◆ **WHAT TO PRODUCE**
Give every line again exactly as it appears, please, but not the pictures.

Records that describe figures

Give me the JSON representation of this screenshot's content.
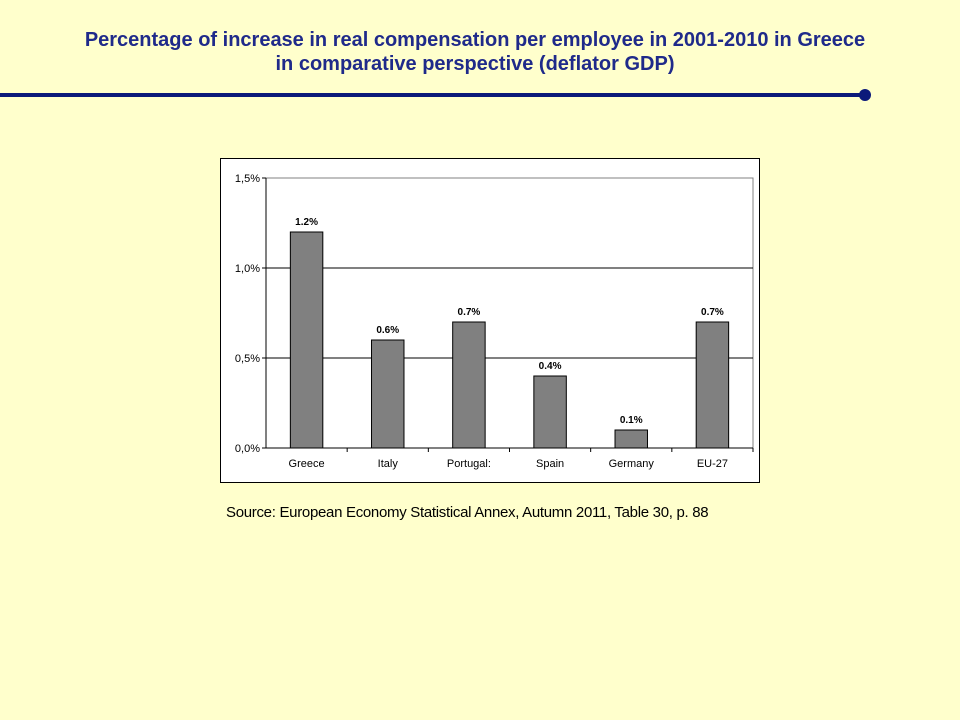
{
  "slide": {
    "title_line1": "Percentage of increase in real compensation per employee in 2001-2010 in Greece",
    "title_line2": "in comparative perspective (deflator GDP)",
    "source": "Source: European Economy Statistical Annex, Autumn 2011, Table 30, p. 88"
  },
  "colors": {
    "background": "#ffffcc",
    "title": "#1f2a8a",
    "rule": "#0c1a7a",
    "bar": "#808080"
  },
  "chart_data": {
    "type": "bar",
    "categories": [
      "Greece",
      "Italy",
      "Portugal:",
      "Spain",
      "Germany",
      "EU-27"
    ],
    "values": [
      1.2,
      0.6,
      0.7,
      0.4,
      0.1,
      0.7
    ],
    "value_labels": [
      "1.2%",
      "0.6%",
      "0.7%",
      "0.4%",
      "0.1%",
      "0.7%"
    ],
    "yticks": [
      0.0,
      0.5,
      1.0,
      1.5
    ],
    "ytick_labels": [
      "0,0%",
      "0,5%",
      "1,0%",
      "1,5%"
    ],
    "ylim": [
      0,
      1.5
    ],
    "grid": true,
    "legend": "none",
    "title": "",
    "xlabel": "",
    "ylabel": ""
  }
}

◆ **FULL ANSWER**
Give me the JSON representation of this screenshot's content.
{
  "slide": {
    "title_line1": "Percentage of increase in real compensation per employee in 2001-2010 in Greece",
    "title_line2": "in comparative perspective (deflator GDP)",
    "source": "Source: European Economy Statistical Annex, Autumn 2011, Table 30, p. 88"
  },
  "colors": {
    "background": "#ffffcc",
    "title": "#1f2a8a",
    "rule": "#0c1a7a",
    "bar": "#808080"
  },
  "chart_data": {
    "type": "bar",
    "categories": [
      "Greece",
      "Italy",
      "Portugal:",
      "Spain",
      "Germany",
      "EU-27"
    ],
    "values": [
      1.2,
      0.6,
      0.7,
      0.4,
      0.1,
      0.7
    ],
    "value_labels": [
      "1.2%",
      "0.6%",
      "0.7%",
      "0.4%",
      "0.1%",
      "0.7%"
    ],
    "yticks": [
      0.0,
      0.5,
      1.0,
      1.5
    ],
    "ytick_labels": [
      "0,0%",
      "0,5%",
      "1,0%",
      "1,5%"
    ],
    "ylim": [
      0,
      1.5
    ],
    "grid": true,
    "legend": "none",
    "title": "",
    "xlabel": "",
    "ylabel": ""
  }
}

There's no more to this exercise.